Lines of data
#####

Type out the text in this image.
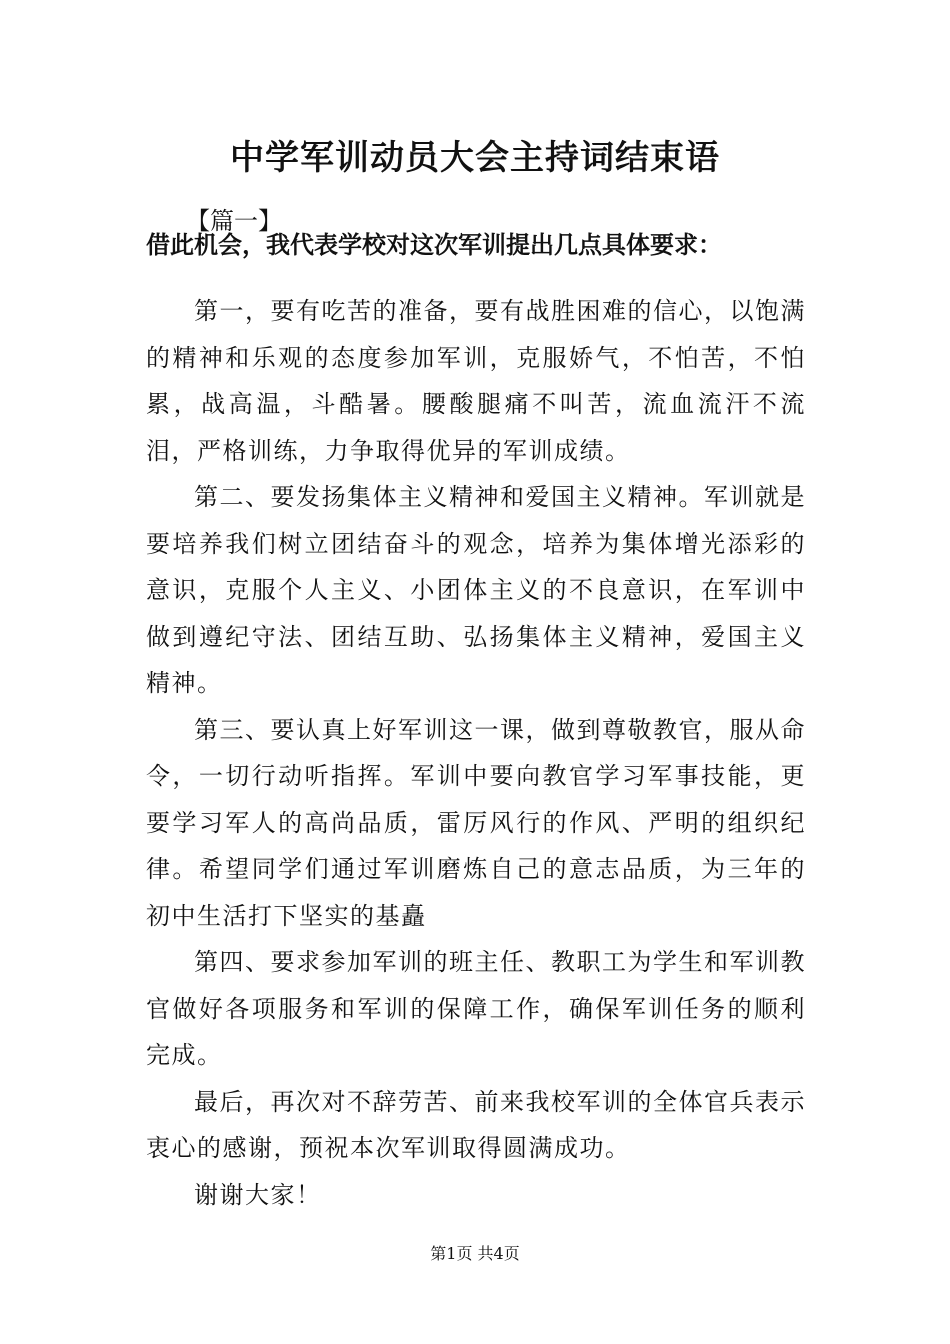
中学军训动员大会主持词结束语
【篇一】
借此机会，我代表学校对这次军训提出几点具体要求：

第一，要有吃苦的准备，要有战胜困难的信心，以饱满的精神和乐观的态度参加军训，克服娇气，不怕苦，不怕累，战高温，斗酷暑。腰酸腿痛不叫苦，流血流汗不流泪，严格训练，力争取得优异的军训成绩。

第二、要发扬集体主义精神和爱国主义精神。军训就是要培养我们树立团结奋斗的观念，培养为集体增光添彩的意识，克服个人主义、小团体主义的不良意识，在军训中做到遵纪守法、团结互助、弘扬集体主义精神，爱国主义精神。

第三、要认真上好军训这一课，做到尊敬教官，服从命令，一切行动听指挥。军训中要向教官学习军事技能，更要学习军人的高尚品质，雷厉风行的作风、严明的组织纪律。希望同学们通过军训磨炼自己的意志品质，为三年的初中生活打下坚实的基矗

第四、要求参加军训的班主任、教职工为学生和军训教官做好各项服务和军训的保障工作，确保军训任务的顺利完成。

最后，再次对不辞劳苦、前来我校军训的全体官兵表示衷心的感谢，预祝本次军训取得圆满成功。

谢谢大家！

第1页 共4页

#####

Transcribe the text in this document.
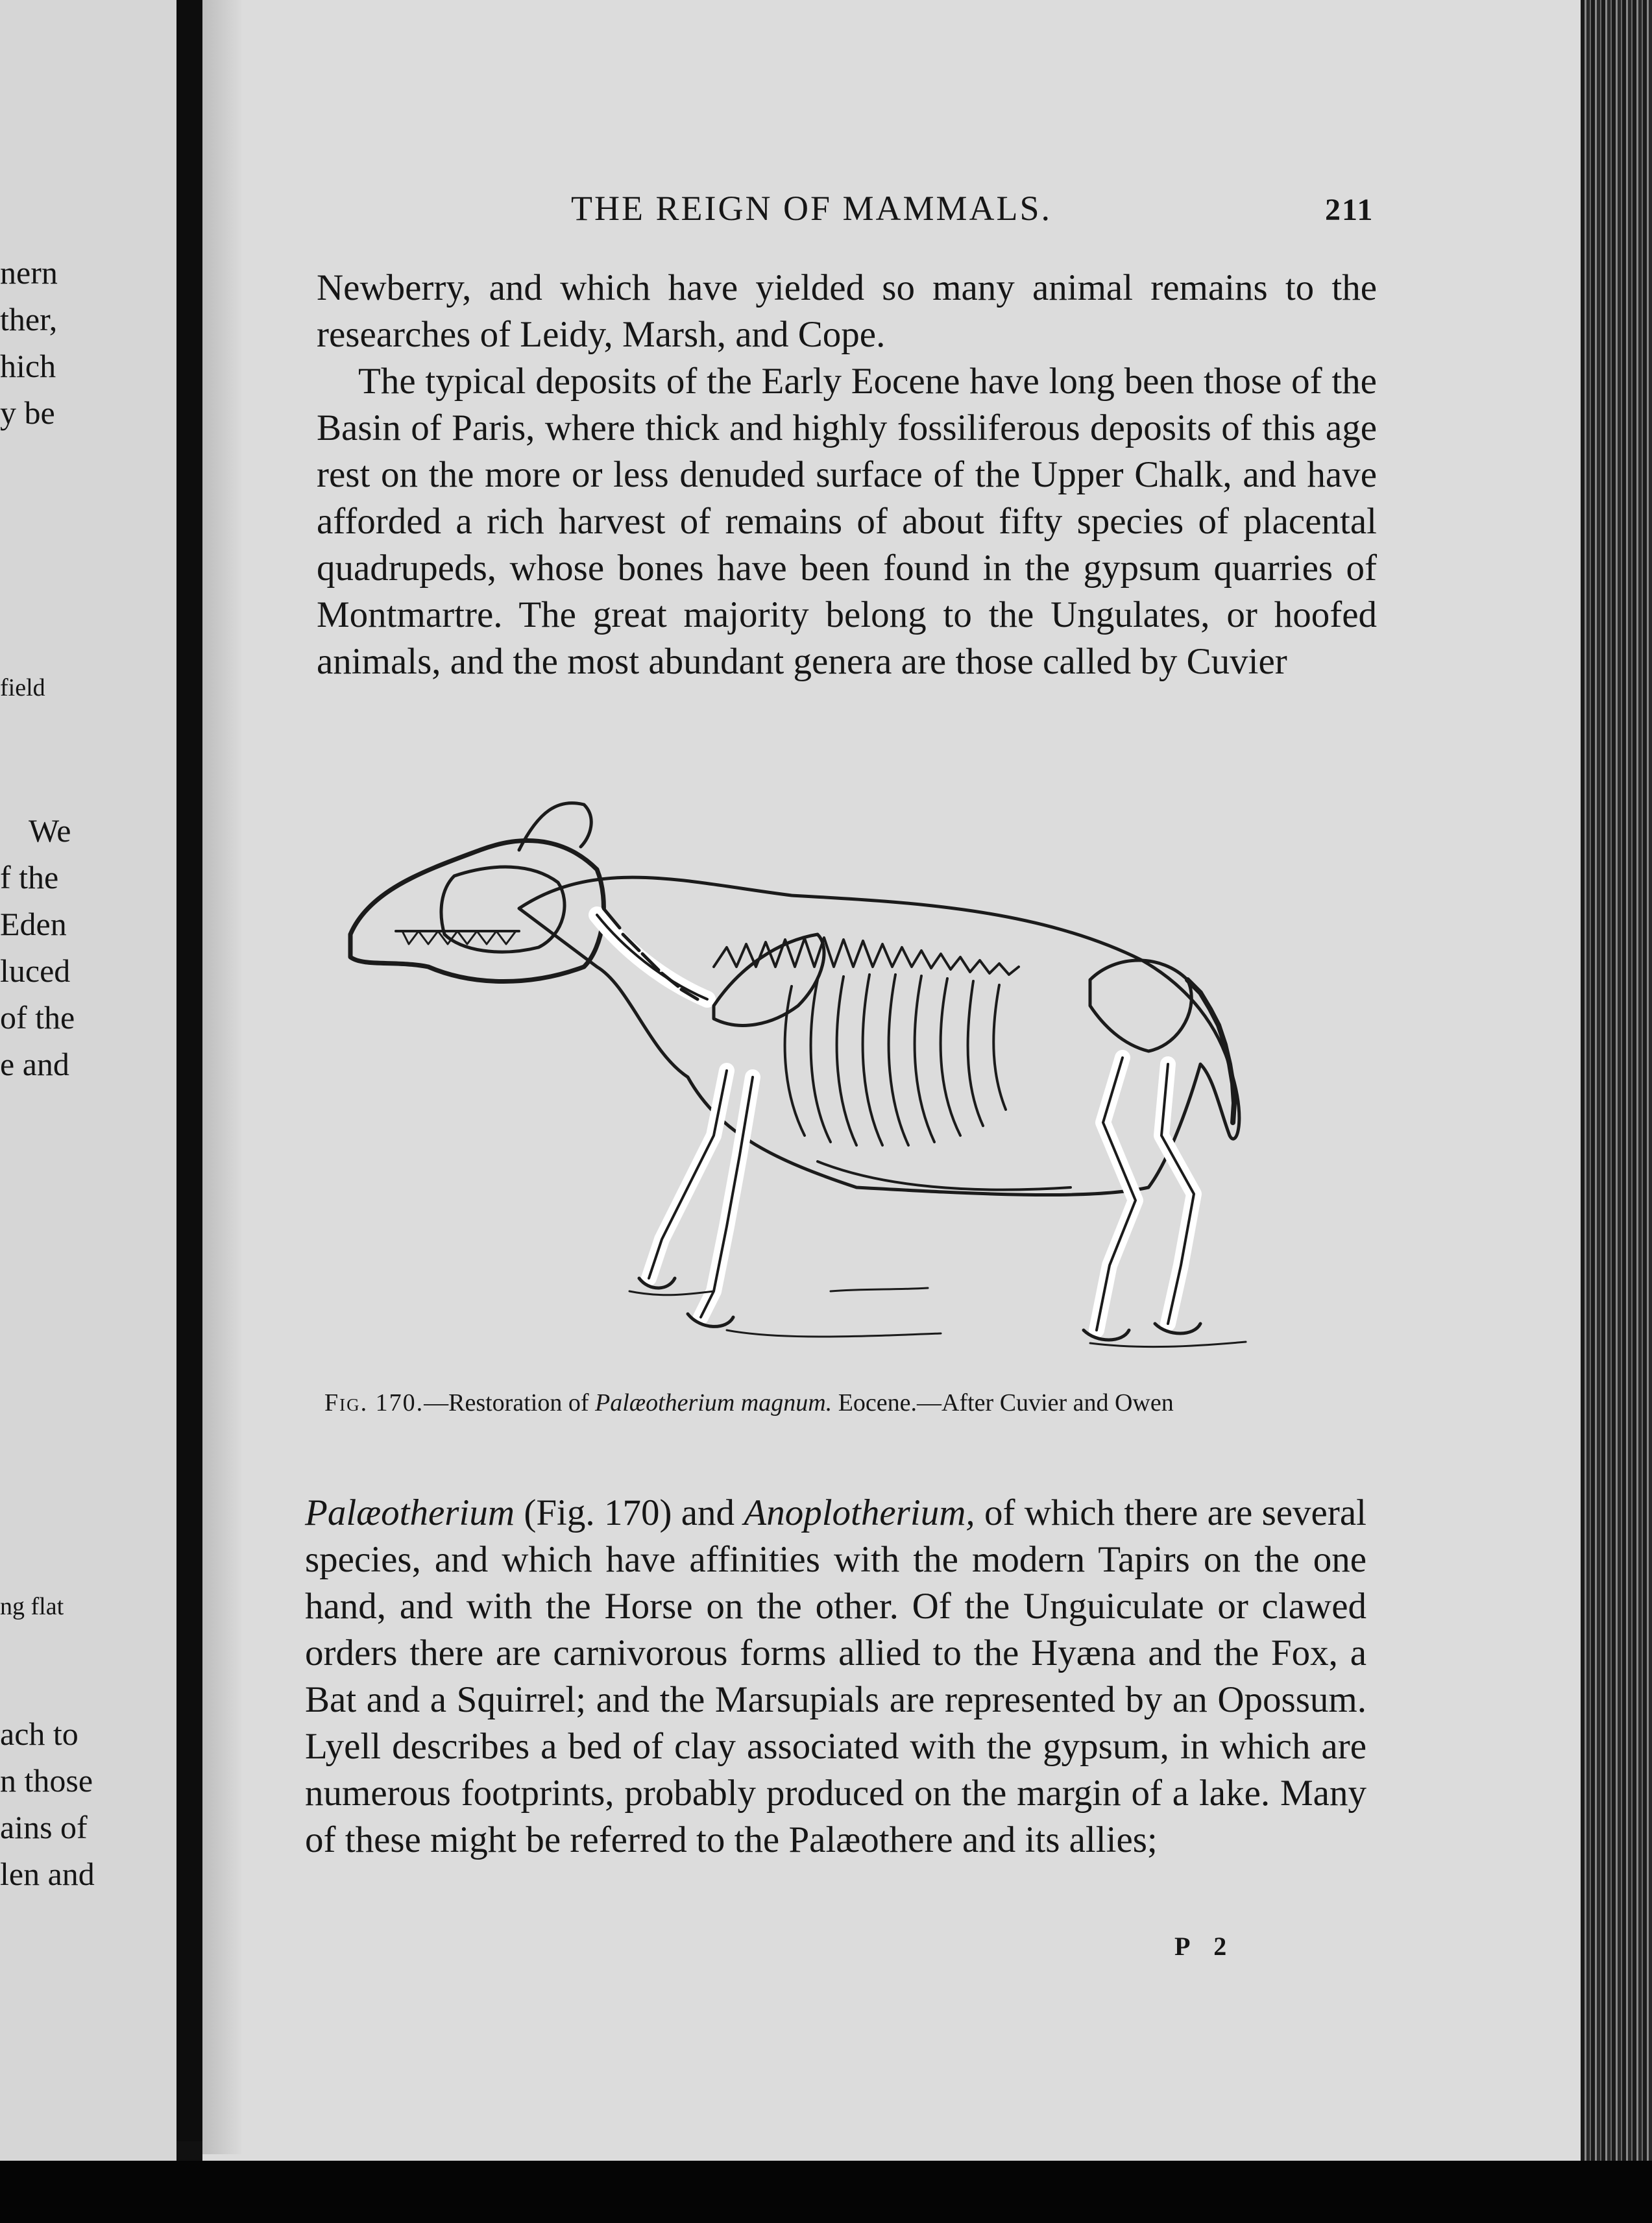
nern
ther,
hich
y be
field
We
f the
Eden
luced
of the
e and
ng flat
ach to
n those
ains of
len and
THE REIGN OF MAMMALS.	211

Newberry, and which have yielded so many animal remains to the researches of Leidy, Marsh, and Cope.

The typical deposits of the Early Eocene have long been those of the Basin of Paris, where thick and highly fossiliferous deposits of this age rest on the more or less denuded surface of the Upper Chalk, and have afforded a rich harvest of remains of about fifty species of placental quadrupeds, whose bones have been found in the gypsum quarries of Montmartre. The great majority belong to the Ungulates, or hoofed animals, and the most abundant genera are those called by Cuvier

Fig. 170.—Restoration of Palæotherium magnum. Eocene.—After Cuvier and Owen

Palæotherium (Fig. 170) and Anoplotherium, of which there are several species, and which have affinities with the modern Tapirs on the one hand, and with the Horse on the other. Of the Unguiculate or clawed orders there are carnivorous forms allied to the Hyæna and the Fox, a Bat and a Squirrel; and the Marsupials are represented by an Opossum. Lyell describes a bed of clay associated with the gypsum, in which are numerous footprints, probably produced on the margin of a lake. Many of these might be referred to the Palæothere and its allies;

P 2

#####

THE PROBLEM
Locate the lines above that hold the word "those". Show every one of them.

EXERCISE ANSWER
n those
The typical deposits of the Early Eocene have long been those of the Basin of Paris, where thick and highly fossiliferous deposits of this age rest on the more or less denuded surface of the Upper Chalk, and have afforded a rich harvest of remains of about fifty species of placental quadrupeds, whose bones have been found in the gypsum quarries of Montmartre. The great majority belong to the Ungulates, or hoofed animals, and the most abundant genera are those called by Cuvier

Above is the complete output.